(Figure record extracts)
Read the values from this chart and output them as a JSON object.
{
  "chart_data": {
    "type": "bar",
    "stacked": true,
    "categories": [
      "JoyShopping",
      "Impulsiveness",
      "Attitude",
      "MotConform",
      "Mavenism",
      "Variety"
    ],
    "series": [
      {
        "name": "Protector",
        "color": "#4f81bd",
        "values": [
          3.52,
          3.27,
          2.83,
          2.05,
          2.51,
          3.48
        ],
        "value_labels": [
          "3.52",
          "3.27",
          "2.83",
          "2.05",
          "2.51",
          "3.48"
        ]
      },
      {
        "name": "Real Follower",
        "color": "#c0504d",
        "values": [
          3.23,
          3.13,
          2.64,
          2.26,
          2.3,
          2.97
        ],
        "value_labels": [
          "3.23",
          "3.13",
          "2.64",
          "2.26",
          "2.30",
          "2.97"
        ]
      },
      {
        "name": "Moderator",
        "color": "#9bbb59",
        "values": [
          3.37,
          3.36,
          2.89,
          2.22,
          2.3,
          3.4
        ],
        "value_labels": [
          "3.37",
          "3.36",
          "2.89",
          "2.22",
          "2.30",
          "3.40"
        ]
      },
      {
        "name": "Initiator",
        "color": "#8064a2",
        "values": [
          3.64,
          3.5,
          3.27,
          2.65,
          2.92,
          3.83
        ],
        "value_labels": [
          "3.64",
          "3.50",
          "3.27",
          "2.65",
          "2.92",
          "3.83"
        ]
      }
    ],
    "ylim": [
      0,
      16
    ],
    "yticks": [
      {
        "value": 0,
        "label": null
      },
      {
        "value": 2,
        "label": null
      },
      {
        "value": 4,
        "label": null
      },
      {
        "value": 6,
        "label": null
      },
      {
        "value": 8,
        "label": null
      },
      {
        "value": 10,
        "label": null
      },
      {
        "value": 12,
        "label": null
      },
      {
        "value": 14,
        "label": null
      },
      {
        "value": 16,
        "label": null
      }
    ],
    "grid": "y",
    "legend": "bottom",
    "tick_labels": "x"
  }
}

◆ **Exercise brief**
Repeat back the data above, exact to the last character.

◆ **Result**
Read the values from this chart and output them as a JSON object.
{
  "chart_data": {
    "type": "bar",
    "stacked": true,
    "categories": [
      "JoyShopping",
      "Impulsiveness",
      "Attitude",
      "MotConform",
      "Mavenism",
      "Variety"
    ],
    "series": [
      {
        "name": "Protector",
        "color": "#4f81bd",
        "values": [
          3.52,
          3.27,
          2.83,
          2.05,
          2.51,
          3.48
        ],
        "value_labels": [
          "3.52",
          "3.27",
          "2.83",
          "2.05",
          "2.51",
          "3.48"
        ]
      },
      {
        "name": "Real Follower",
        "color": "#c0504d",
        "values": [
          3.23,
          3.13,
          2.64,
          2.26,
          2.3,
          2.97
        ],
        "value_labels": [
          "3.23",
          "3.13",
          "2.64",
          "2.26",
          "2.30",
          "2.97"
        ]
      },
      {
        "name": "Moderator",
        "color": "#9bbb59",
        "values": [
          3.37,
          3.36,
          2.89,
          2.22,
          2.3,
          3.4
        ],
        "value_labels": [
          "3.37",
          "3.36",
          "2.89",
          "2.22",
          "2.30",
          "3.40"
        ]
      },
      {
        "name": "Initiator",
        "color": "#8064a2",
        "values": [
          3.64,
          3.5,
          3.27,
          2.65,
          2.92,
          3.83
        ],
        "value_labels": [
          "3.64",
          "3.50",
          "3.27",
          "2.65",
          "2.92",
          "3.83"
        ]
      }
    ],
    "ylim": [
      0,
      16
    ],
    "yticks": [
      {
        "value": 0,
        "label": null
      },
      {
        "value": 2,
        "label": null
      },
      {
        "value": 4,
        "label": null
      },
      {
        "value": 6,
        "label": null
      },
      {
        "value": 8,
        "label": null
      },
      {
        "value": 10,
        "label": null
      },
      {
        "value": 12,
        "label": null
      },
      {
        "value": 14,
        "label": null
      },
      {
        "value": 16,
        "label": null
      }
    ],
    "grid": "y",
    "legend": "bottom",
    "tick_labels": "x"
  }
}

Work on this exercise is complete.